▶ _Source extract_
+ + + +
As of Friday's (3/2/07) close, the 4 percent stake purchased by Berkshire Hathaway in 2005, according to CBS MarketWatch, is worth $1.35 billion. Already, the initial investment has more than doubled, rising over 102 percent and providing Berkshire shareholders a considerable return on the initial investment.

More intriguing than this, however, is the fact that Warren Buffet, Berkshire's legendary Chairman, is still very bullish regarding the company stating, business is "outstanding." After a quick look at Posco's website, the source of Buffet's optimism becomes evident.

According to the company, net profits for the fourth quarter, 2006 increased 148 percent year-over-year. Furthermore, the company's credit rating has been upped to A (Stable) from A- (positive) by S&P. The current rating is, by far, the highest of any company in the steel industry and signifies the confidence, which analysts have in the firm. The company is also rapidly expanding its international presence with major products throughout Southeast Asia, India, and Mexico and has significant technological advantages over its competitors.
+ + + +
▶ _Collected material_
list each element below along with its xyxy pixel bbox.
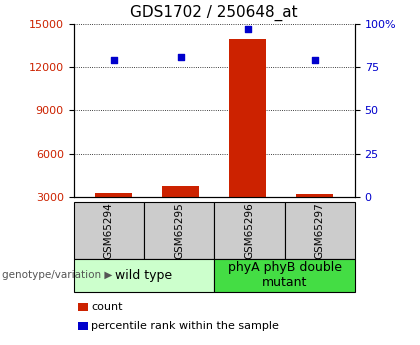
+ + + +
▶ _Required task 1_
Revise the part of the Posco stake article that opens with the words containing "As of Friday's" and closes with "the initial investment.", putting "original stake" in place of "initial investment".
▶ _Required task 2_
Pick up the article on Berkshire's Posco stake after its last sentence and keep writing.
This material has no connection to the article about Berkshire Hathaway's stake in Posco.

▶ _Written reply 1_
As of Friday's (3/2/07) close, the 4 percent stake purchased by Berkshire Hathaway in 2005, according to CBS MarketWatch, is worth $1.35 billion. Already, the original stake has more than doubled, rising over 102 percent and providing Berkshire shareholders a considerable return on the original stake.

▶ _Written reply 2_
Additionally, Posco has a virtual monopoly on its domestic market (South Korea) and the steel industry as a whole has experienced rapid consolidation in recent years, which shows no signs of letting up. Even better, the company trades at a significant discount to its peers in terms of its one year projected earnings and the company has an impeccable balance sheet. All of this points to higher earnings for Posco and higher stock prices for the firm's shareholders.

Disclosure: I am currently long this stock and am buying shares.